◆ WHAT IS EXPECTED ◆
Pictures don't belong in the copy; print all the records exactly.

=== INPUT FOR THIS TASK ===

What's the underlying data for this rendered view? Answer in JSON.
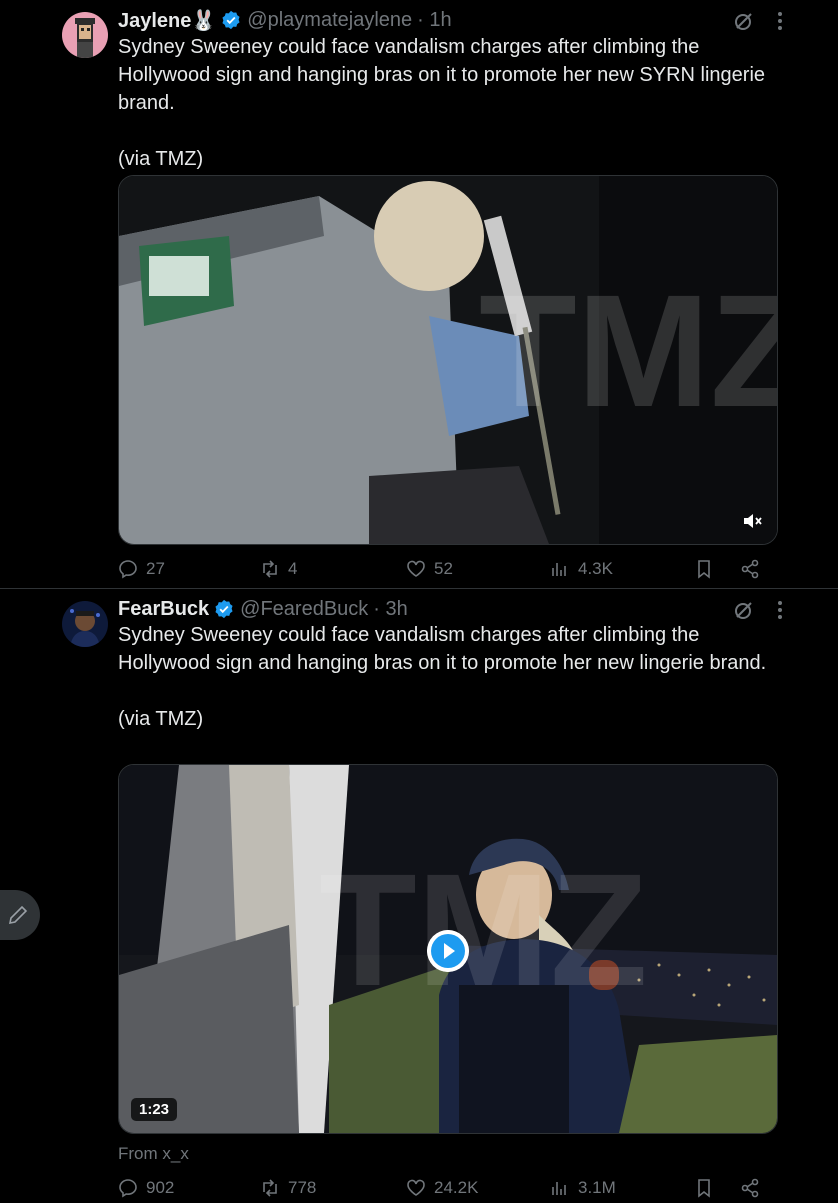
{
  "tweets": [
    {
      "name": "Jaylene🐰",
      "handle": "@playmatejaylene",
      "time": "· 1h",
      "text_lines": [
        "Sydney Sweeney could face vandalism charges after climbing the Hollywood sign and hanging bras on it to promote her new SYRN lingerie brand.",
        "(via TMZ)"
      ],
      "media": {
        "type": "video",
        "watermark": "TMZ",
        "muted_icon": "volume-mute-icon"
      },
      "stats": {
        "replies": "27",
        "reposts": "4",
        "likes": "52",
        "views": "4.3K"
      }
    },
    {
      "name": "FearBuck",
      "handle": "@FearedBuck",
      "time": "· 3h",
      "text_lines": [
        "Sydney Sweeney could face vandalism charges after climbing the Hollywood sign and hanging bras on it to promote her new lingerie brand.",
        "(via TMZ)"
      ],
      "media": {
        "type": "video",
        "watermark": "TMZ",
        "duration": "1:23"
      },
      "from": "From x_x",
      "stats": {
        "replies": "902",
        "reposts": "778",
        "likes": "24.2K",
        "views": "3.1M"
      }
    }
  ],
  "colors": {
    "background": "#000000",
    "text": "#e7e9ea",
    "muted": "#71767b",
    "verified": "#1d9bf0",
    "divider": "#2f3336"
  },
  "icons": [
    "verified-badge-icon",
    "grok-icon",
    "more-icon",
    "reply-icon",
    "repost-icon",
    "like-icon",
    "views-icon",
    "bookmark-icon",
    "share-icon",
    "play-icon",
    "compose-icon"
  ]
}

===

◆ RESULT FOR THIS EXERCISE ◆
What's the underlying data for this rendered view? Answer in JSON.
{
  "tweets": [
    {
      "name": "Jaylene🐰",
      "handle": "@playmatejaylene",
      "time": "· 1h",
      "text_lines": [
        "Sydney Sweeney could face vandalism charges after climbing the Hollywood sign and hanging bras on it to promote her new SYRN lingerie brand.",
        "(via TMZ)"
      ],
      "media": {
        "type": "video",
        "watermark": "TMZ",
        "muted_icon": "volume-mute-icon"
      },
      "stats": {
        "replies": "27",
        "reposts": "4",
        "likes": "52",
        "views": "4.3K"
      }
    },
    {
      "name": "FearBuck",
      "handle": "@FearedBuck",
      "time": "· 3h",
      "text_lines": [
        "Sydney Sweeney could face vandalism charges after climbing the Hollywood sign and hanging bras on it to promote her new lingerie brand.",
        "(via TMZ)"
      ],
      "media": {
        "type": "video",
        "watermark": "TMZ",
        "duration": "1:23"
      },
      "from": "From x_x",
      "stats": {
        "replies": "902",
        "reposts": "778",
        "likes": "24.2K",
        "views": "3.1M"
      }
    }
  ],
  "colors": {
    "background": "#000000",
    "text": "#e7e9ea",
    "muted": "#71767b",
    "verified": "#1d9bf0",
    "divider": "#2f3336"
  },
  "icons": [
    "verified-badge-icon",
    "grok-icon",
    "more-icon",
    "reply-icon",
    "repost-icon",
    "like-icon",
    "views-icon",
    "bookmark-icon",
    "share-icon",
    "play-icon",
    "compose-icon"
  ]
}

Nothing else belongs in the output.